>>>

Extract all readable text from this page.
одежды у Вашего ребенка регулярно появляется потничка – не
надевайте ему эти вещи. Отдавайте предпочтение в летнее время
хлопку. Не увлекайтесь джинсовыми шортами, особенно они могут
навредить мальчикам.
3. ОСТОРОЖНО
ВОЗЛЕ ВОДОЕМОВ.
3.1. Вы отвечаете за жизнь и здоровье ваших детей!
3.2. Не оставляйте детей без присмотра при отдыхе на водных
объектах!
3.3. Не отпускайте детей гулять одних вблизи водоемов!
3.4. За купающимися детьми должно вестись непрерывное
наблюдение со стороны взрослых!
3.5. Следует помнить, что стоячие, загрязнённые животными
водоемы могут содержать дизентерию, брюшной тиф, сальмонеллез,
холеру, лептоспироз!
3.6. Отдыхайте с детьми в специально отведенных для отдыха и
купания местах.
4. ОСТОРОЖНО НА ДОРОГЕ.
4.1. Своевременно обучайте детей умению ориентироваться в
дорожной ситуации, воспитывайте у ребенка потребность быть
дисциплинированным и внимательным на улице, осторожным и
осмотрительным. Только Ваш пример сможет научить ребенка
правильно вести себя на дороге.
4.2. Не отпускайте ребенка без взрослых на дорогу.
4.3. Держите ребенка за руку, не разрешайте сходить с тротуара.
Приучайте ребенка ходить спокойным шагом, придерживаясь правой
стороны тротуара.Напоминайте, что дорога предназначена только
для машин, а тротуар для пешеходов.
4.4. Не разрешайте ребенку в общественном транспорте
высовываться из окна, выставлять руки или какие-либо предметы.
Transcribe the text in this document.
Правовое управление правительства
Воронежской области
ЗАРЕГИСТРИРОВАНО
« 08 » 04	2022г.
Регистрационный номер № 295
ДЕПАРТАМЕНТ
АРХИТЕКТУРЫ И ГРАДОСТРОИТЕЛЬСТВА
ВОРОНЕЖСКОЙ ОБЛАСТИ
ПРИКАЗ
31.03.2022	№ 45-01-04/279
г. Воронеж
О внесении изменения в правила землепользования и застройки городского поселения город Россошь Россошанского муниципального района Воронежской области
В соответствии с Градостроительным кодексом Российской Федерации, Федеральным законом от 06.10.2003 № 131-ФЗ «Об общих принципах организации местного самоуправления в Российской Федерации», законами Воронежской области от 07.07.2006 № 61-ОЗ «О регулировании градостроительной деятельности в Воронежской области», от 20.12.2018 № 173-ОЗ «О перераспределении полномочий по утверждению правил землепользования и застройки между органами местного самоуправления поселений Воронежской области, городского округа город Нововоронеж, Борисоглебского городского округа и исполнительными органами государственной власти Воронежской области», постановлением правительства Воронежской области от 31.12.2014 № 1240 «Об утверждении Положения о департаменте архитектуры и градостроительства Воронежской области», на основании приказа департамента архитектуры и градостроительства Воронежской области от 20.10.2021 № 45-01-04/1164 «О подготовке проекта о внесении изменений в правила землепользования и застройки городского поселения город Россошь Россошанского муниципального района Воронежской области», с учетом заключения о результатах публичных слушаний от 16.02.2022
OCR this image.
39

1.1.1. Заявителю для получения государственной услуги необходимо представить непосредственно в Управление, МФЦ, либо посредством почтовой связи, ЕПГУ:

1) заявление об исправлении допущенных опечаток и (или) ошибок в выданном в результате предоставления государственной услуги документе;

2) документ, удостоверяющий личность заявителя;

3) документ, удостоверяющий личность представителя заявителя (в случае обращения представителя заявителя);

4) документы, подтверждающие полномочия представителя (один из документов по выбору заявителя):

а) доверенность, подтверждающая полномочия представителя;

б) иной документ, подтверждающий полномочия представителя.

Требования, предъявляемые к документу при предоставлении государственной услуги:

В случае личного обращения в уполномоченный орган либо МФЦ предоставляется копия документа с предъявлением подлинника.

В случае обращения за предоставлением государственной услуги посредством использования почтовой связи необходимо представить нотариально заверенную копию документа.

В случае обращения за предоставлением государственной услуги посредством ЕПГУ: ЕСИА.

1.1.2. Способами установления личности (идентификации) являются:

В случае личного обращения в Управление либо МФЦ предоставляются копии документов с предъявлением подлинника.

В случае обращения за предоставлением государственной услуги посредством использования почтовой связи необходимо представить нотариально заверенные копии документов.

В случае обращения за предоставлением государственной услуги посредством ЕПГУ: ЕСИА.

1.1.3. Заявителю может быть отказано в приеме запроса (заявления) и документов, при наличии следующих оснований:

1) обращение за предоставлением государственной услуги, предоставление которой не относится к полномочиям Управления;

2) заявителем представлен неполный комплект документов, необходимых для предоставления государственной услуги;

<<<

Stated exercise: Your task is to repeat each line of the material exactly.

Solution to the problem:
Extract all readable text from this page.
одежды у Вашего ребенка регулярно появляется потничка – не
надевайте ему эти вещи. Отдавайте предпочтение в летнее время
хлопку. Не увлекайтесь джинсовыми шортами, особенно они могут
навредить мальчикам.
3. ОСТОРОЖНО
ВОЗЛЕ ВОДОЕМОВ.
3.1. Вы отвечаете за жизнь и здоровье ваших детей!
3.2. Не оставляйте детей без присмотра при отдыхе на водных
объектах!
3.3. Не отпускайте детей гулять одних вблизи водоемов!
3.4. За купающимися детьми должно вестись непрерывное
наблюдение со стороны взрослых!
3.5. Следует помнить, что стоячие, загрязнённые животными
водоемы могут содержать дизентерию, брюшной тиф, сальмонеллез,
холеру, лептоспироз!
3.6. Отдыхайте с детьми в специально отведенных для отдыха и
купания местах.
4. ОСТОРОЖНО НА ДОРОГЕ.
4.1. Своевременно обучайте детей умению ориентироваться в
дорожной ситуации, воспитывайте у ребенка потребность быть
дисциплинированным и внимательным на улице, осторожным и
осмотрительным. Только Ваш пример сможет научить ребенка
правильно вести себя на дороге.
4.2. Не отпускайте ребенка без взрослых на дорогу.
4.3. Держите ребенка за руку, не разрешайте сходить с тротуара.
Приучайте ребенка ходить спокойным шагом, придерживаясь правой
стороны тротуара.Напоминайте, что дорога предназначена только
для машин, а тротуар для пешеходов.
4.4. Не разрешайте ребенку в общественном транспорте
высовываться из окна, выставлять руки или какие-либо предметы.
Transcribe the text in this document.
Правовое управление правительства
Воронежской области
ЗАРЕГИСТРИРОВАНО
« 08 » 04	2022г.
Регистрационный номер № 295
ДЕПАРТАМЕНТ
АРХИТЕКТУРЫ И ГРАДОСТРОИТЕЛЬСТВА
ВОРОНЕЖСКОЙ ОБЛАСТИ
ПРИКАЗ
31.03.2022	№ 45-01-04/279
г. Воронеж
О внесении изменения в правила землепользования и застройки городского поселения город Россошь Россошанского муниципального района Воронежской области
В соответствии с Градостроительным кодексом Российской Федерации, Федеральным законом от 06.10.2003 № 131-ФЗ «Об общих принципах организации местного самоуправления в Российской Федерации», законами Воронежской области от 07.07.2006 № 61-ОЗ «О регулировании градостроительной деятельности в Воронежской области», от 20.12.2018 № 173-ОЗ «О перераспределении полномочий по утверждению правил землепользования и застройки между органами местного самоуправления поселений Воронежской области, городского округа город Нововоронеж, Борисоглебского городского округа и исполнительными органами государственной власти Воронежской области», постановлением правительства Воронежской области от 31.12.2014 № 1240 «Об утверждении Положения о департаменте архитектуры и градостроительства Воронежской области», на основании приказа департамента архитектуры и градостроительства Воронежской области от 20.10.2021 № 45-01-04/1164 «О подготовке проекта о внесении изменений в правила землепользования и застройки городского поселения город Россошь Россошанского муниципального района Воронежской области», с учетом заключения о результатах публичных слушаний от 16.02.2022
OCR this image.
39

1.1.1. Заявителю для получения государственной услуги необходимо представить непосредственно в Управление, МФЦ, либо посредством почтовой связи, ЕПГУ:

1) заявление об исправлении допущенных опечаток и (или) ошибок в выданном в результате предоставления государственной услуги документе;

2) документ, удостоверяющий личность заявителя;

3) документ, удостоверяющий личность представителя заявителя (в случае обращения представителя заявителя);

4) документы, подтверждающие полномочия представителя (один из документов по выбору заявителя):

а) доверенность, подтверждающая полномочия представителя;

б) иной документ, подтверждающий полномочия представителя.

Требования, предъявляемые к документу при предоставлении государственной услуги:

В случае личного обращения в уполномоченный орган либо МФЦ предоставляется копия документа с предъявлением подлинника.

В случае обращения за предоставлением государственной услуги посредством использования почтовой связи необходимо представить нотариально заверенную копию документа.

В случае обращения за предоставлением государственной услуги посредством ЕПГУ: ЕСИА.

1.1.2. Способами установления личности (идентификации) являются:

В случае личного обращения в Управление либо МФЦ предоставляются копии документов с предъявлением подлинника.

В случае обращения за предоставлением государственной услуги посредством использования почтовой связи необходимо представить нотариально заверенные копии документов.

В случае обращения за предоставлением государственной услуги посредством ЕПГУ: ЕСИА.

1.1.3. Заявителю может быть отказано в приеме запроса (заявления) и документов, при наличии следующих оснований:

1) обращение за предоставлением государственной услуги, предоставление которой не относится к полномочиям Управления;

2) заявителем представлен неполный комплект документов, необходимых для предоставления государственной услуги;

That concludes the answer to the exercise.